PROBLEM STATEMENT:
Every line below that contains "ECMWF" is to be copied.

Excerpts from a figure dataset
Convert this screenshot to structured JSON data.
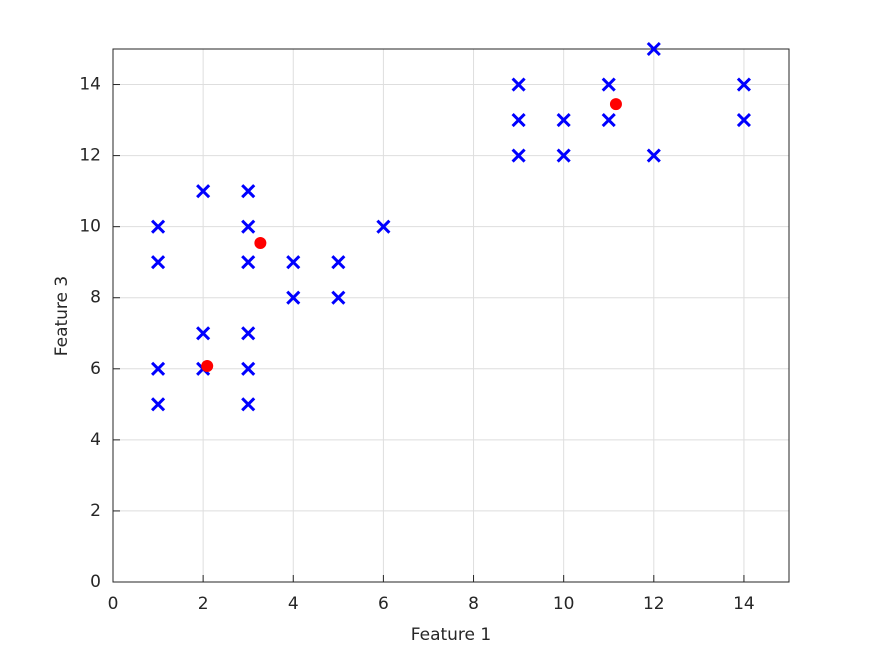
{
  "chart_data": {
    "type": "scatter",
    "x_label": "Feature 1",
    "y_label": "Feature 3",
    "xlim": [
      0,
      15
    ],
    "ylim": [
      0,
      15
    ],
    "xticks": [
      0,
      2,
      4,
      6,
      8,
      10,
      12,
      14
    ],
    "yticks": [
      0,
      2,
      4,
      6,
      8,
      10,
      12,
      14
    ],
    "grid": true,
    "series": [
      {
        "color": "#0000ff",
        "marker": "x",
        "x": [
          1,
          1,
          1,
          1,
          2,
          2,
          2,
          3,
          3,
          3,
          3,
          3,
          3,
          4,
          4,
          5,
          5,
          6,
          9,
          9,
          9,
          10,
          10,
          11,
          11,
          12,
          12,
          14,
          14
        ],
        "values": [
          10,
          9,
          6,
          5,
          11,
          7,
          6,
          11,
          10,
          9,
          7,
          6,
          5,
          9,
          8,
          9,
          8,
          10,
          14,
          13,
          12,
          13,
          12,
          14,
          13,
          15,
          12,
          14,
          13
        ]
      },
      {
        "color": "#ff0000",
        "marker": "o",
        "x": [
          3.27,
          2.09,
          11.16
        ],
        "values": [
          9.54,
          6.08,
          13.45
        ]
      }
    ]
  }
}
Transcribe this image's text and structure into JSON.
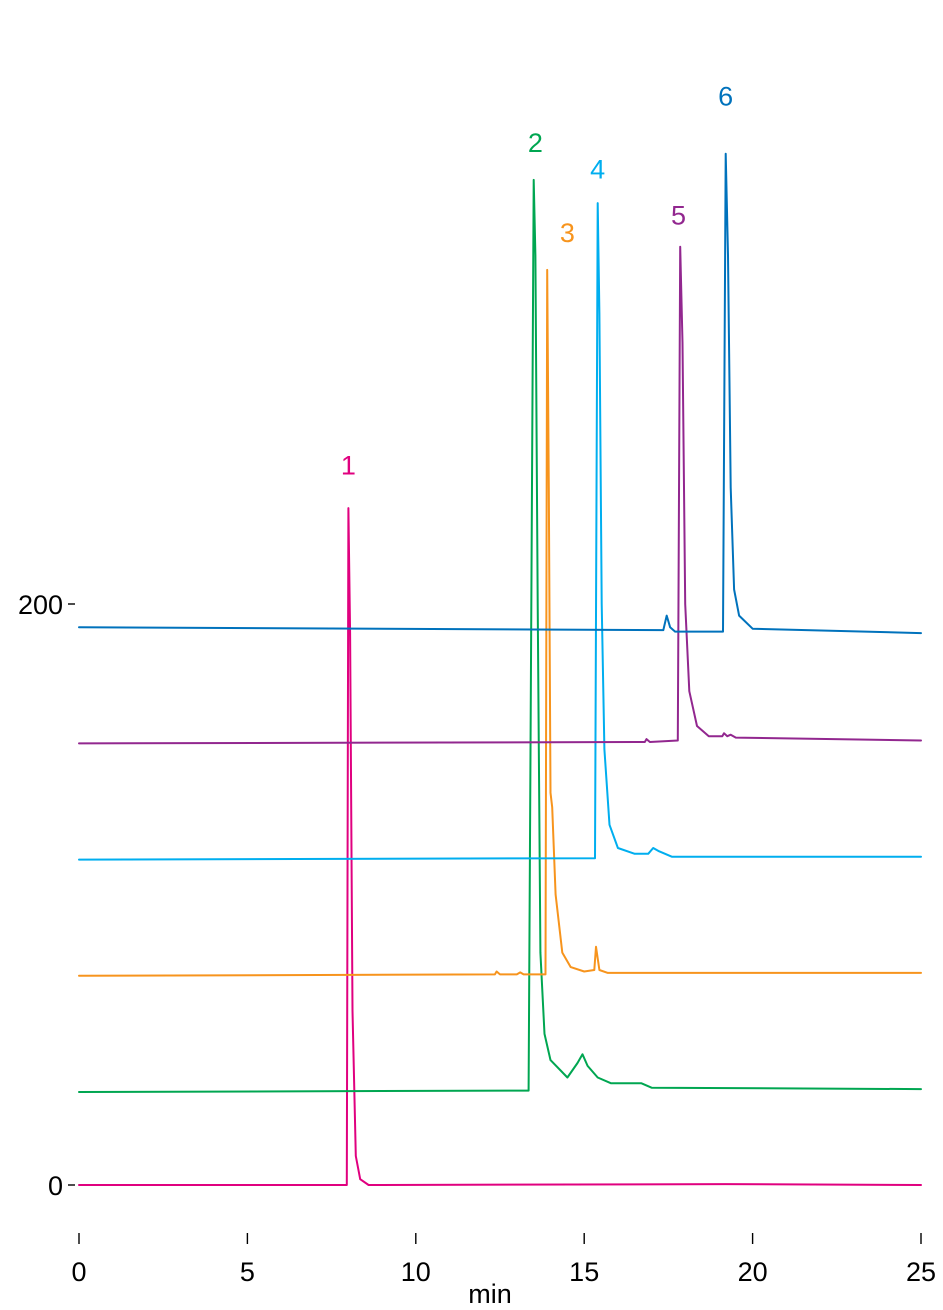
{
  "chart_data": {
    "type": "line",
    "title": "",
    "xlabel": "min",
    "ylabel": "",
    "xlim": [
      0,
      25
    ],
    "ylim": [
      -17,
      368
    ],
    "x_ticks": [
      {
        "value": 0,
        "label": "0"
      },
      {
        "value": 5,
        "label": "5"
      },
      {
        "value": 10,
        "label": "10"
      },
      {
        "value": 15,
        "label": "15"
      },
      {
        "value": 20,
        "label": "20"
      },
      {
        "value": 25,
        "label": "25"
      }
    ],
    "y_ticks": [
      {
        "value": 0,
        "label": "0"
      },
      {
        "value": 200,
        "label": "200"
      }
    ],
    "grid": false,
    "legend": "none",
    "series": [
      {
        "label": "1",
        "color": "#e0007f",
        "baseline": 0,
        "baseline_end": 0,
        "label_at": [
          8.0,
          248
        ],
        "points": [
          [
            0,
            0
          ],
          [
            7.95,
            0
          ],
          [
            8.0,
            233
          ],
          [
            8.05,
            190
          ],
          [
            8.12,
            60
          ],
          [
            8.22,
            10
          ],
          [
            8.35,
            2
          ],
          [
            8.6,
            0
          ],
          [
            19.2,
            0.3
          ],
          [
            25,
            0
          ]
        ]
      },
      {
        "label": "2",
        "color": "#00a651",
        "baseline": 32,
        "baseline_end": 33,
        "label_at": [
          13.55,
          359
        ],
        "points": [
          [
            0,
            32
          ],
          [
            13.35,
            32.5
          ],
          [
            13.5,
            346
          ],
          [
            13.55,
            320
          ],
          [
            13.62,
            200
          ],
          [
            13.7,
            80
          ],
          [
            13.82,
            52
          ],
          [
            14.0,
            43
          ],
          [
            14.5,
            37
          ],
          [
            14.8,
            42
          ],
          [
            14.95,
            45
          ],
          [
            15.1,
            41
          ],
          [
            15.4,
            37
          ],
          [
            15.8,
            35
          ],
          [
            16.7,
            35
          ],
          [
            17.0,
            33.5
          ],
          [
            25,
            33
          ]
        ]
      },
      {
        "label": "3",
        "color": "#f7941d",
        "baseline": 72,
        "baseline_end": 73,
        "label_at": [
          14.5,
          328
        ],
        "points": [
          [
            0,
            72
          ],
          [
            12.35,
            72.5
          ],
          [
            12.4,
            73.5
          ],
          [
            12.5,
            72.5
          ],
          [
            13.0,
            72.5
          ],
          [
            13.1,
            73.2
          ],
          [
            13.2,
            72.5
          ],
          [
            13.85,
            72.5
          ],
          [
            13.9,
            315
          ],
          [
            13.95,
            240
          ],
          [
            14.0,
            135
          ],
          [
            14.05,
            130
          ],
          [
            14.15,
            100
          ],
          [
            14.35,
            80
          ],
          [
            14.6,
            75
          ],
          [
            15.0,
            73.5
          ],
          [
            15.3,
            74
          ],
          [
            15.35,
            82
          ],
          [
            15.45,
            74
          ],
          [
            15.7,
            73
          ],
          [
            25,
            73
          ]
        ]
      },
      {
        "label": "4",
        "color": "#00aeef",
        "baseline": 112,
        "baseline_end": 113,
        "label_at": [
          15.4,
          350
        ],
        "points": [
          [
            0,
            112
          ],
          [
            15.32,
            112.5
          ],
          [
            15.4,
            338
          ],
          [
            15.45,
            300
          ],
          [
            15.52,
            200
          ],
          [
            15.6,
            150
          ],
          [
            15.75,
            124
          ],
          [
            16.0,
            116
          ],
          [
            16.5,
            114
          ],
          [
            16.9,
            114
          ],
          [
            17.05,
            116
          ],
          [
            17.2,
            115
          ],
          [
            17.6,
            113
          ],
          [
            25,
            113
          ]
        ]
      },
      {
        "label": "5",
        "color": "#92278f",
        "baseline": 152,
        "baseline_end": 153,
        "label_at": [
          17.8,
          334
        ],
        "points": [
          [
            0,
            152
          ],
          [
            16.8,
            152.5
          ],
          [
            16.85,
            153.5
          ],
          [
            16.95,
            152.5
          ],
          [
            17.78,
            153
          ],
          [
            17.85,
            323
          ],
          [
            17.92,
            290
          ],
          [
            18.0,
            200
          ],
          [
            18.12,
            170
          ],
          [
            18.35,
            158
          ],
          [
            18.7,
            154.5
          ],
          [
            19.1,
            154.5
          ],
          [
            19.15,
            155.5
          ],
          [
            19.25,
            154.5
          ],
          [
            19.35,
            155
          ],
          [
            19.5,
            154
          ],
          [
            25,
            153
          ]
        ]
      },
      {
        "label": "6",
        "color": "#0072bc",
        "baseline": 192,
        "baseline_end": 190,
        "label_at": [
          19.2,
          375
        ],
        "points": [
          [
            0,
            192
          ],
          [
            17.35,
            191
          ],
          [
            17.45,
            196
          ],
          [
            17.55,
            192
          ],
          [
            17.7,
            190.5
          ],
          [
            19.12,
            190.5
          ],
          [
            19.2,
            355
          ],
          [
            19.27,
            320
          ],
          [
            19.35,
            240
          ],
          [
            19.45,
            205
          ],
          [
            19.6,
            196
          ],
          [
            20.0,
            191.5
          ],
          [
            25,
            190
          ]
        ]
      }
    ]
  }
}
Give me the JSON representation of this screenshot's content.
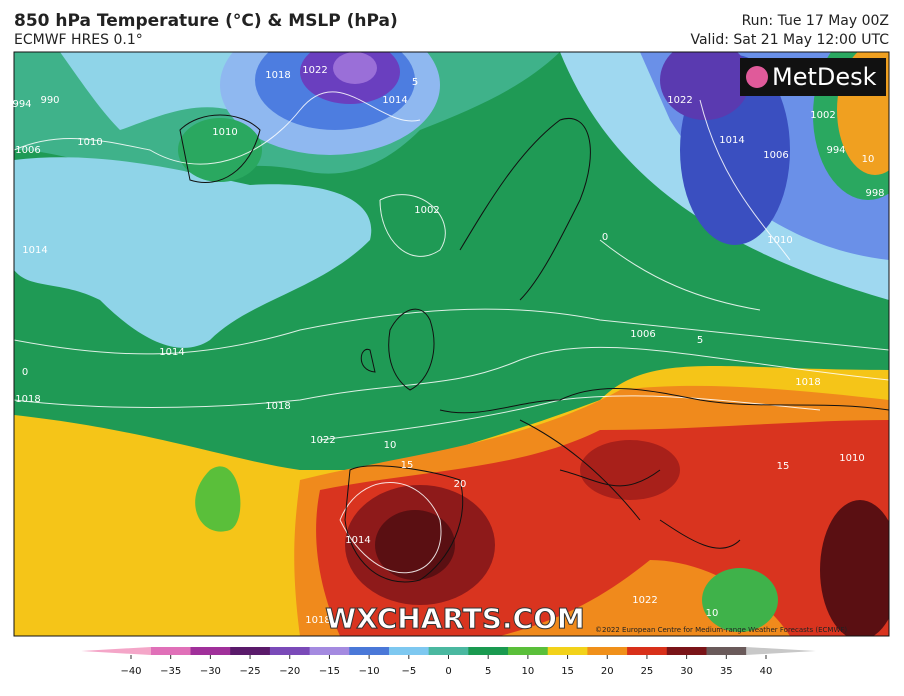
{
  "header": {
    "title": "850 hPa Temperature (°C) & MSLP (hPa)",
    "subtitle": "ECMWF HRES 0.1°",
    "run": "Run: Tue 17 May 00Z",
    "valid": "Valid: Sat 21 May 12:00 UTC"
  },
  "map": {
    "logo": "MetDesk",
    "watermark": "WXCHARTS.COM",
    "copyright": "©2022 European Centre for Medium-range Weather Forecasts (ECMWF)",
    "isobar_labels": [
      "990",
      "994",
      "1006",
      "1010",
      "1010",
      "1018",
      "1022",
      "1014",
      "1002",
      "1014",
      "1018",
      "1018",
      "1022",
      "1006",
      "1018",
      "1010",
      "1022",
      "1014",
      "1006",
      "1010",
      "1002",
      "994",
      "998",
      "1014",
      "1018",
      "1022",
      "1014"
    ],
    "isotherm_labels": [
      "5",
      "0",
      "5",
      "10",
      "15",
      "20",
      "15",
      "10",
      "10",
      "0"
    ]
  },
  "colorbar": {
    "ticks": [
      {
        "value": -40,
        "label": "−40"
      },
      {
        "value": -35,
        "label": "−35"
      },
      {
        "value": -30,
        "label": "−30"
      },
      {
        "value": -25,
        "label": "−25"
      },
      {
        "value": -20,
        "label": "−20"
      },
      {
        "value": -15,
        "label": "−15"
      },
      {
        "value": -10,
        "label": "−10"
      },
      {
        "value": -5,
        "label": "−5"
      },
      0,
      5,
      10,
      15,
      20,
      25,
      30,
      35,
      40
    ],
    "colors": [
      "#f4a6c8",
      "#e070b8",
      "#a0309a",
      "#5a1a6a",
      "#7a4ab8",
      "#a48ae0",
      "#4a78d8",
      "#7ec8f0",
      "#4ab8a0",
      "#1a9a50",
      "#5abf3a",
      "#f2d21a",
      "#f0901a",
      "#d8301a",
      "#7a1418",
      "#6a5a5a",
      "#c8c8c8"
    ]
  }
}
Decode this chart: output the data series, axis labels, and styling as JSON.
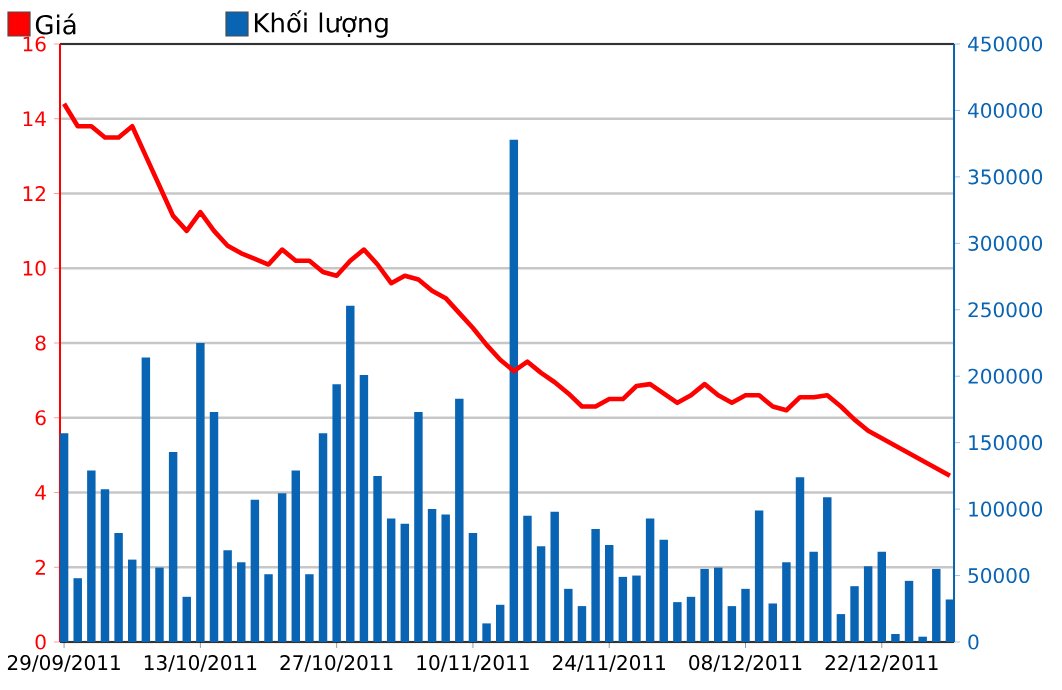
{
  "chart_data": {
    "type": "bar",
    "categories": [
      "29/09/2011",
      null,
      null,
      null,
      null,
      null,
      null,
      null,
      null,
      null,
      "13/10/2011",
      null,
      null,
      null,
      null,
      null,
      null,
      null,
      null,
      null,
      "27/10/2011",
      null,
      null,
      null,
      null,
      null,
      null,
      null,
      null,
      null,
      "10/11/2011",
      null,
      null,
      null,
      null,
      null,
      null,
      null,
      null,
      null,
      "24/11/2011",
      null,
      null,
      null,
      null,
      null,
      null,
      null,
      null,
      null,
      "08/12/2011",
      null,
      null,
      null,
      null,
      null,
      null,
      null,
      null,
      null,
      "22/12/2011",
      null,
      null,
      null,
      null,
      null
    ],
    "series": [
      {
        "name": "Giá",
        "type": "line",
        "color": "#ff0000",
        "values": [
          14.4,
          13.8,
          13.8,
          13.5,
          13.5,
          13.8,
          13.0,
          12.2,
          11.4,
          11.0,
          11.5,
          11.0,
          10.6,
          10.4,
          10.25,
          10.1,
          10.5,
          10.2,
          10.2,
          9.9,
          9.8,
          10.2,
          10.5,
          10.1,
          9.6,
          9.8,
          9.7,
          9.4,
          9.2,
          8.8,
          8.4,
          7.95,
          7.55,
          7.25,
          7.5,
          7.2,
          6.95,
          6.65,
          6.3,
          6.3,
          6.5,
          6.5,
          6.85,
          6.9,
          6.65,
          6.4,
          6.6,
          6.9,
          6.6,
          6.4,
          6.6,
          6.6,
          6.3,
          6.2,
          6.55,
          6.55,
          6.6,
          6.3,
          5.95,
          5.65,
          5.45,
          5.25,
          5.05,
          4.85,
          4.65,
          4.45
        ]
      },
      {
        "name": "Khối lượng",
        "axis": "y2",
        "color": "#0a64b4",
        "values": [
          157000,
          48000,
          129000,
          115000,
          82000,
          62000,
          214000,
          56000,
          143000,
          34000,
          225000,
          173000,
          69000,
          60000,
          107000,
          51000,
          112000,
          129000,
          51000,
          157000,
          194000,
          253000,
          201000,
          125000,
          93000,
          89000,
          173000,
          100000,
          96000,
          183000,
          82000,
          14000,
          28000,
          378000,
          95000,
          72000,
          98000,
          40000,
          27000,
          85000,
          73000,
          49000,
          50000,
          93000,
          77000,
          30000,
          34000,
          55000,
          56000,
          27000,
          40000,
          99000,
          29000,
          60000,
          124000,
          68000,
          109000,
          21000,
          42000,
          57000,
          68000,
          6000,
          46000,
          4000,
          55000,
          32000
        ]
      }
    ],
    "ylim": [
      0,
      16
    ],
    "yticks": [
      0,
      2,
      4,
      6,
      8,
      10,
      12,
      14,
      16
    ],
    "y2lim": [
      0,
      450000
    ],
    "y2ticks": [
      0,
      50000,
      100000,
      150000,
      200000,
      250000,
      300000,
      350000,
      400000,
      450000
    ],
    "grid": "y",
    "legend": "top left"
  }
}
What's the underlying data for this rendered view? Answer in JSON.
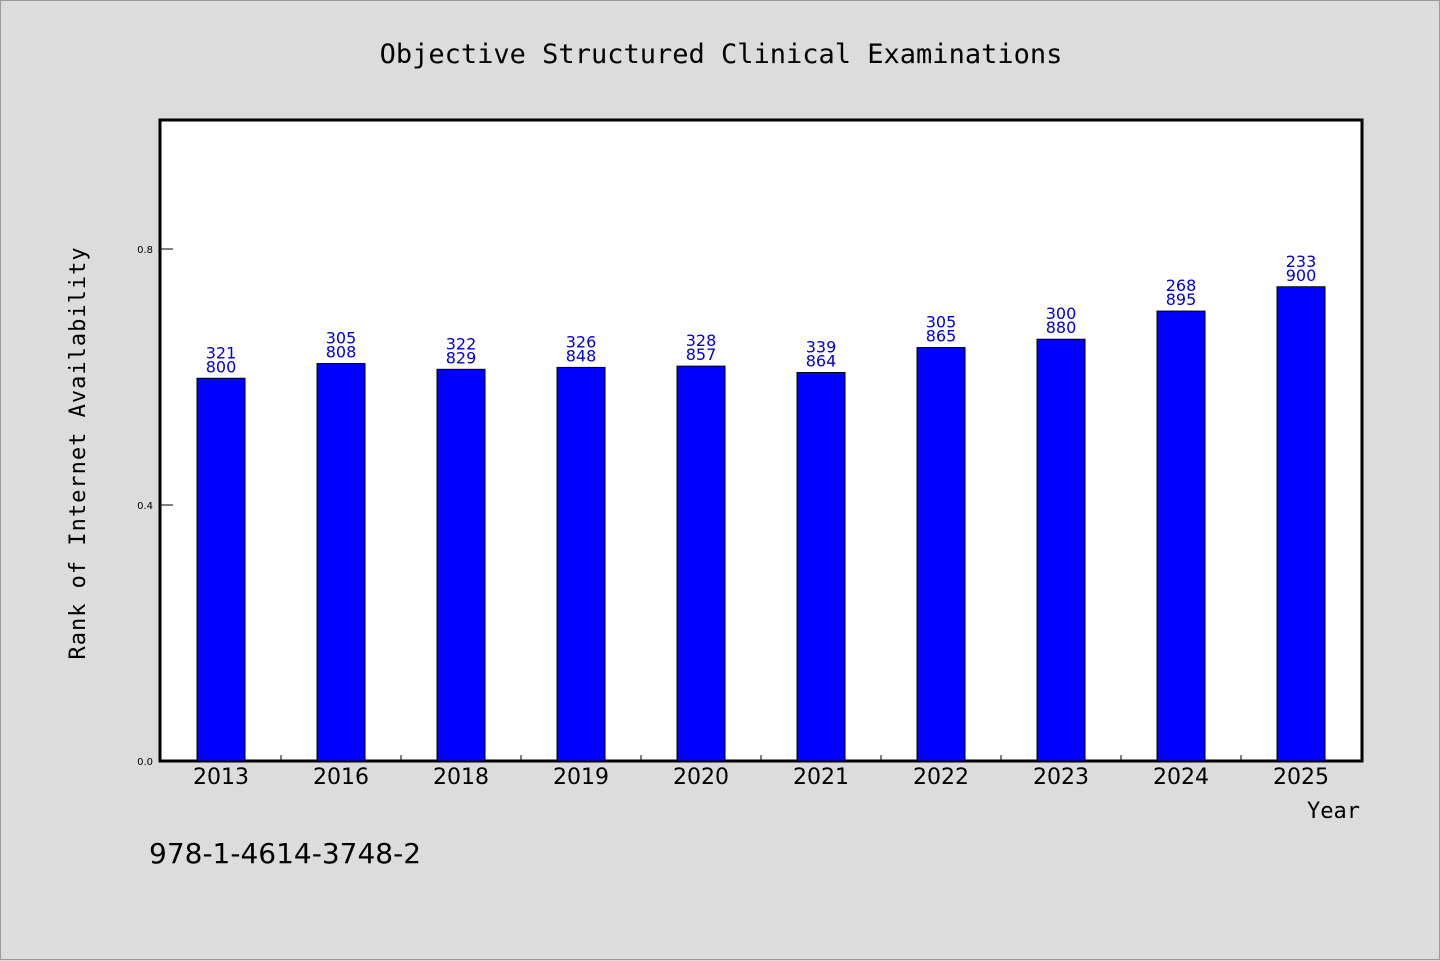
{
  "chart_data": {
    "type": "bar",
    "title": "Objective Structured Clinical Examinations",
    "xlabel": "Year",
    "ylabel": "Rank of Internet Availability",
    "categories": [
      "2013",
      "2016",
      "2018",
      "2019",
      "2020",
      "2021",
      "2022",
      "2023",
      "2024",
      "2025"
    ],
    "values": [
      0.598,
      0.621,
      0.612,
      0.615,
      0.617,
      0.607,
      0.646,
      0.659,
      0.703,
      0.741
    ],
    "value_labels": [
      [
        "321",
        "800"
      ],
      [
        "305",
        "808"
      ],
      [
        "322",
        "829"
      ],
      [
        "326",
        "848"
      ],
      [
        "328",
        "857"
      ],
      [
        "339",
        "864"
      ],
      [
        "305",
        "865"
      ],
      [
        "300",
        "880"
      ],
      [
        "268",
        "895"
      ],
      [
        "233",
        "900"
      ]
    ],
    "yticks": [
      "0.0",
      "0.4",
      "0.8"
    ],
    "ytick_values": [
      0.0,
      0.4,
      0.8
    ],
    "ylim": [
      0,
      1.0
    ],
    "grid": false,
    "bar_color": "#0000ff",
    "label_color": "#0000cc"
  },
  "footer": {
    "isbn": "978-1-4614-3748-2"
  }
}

EXERCISE ANSWER:
    "subtitle": "ECMWF HRES 0.1°",
    "copyright": "©2022 European Centre for Medium-range Weather Forecasts (ECMWF)",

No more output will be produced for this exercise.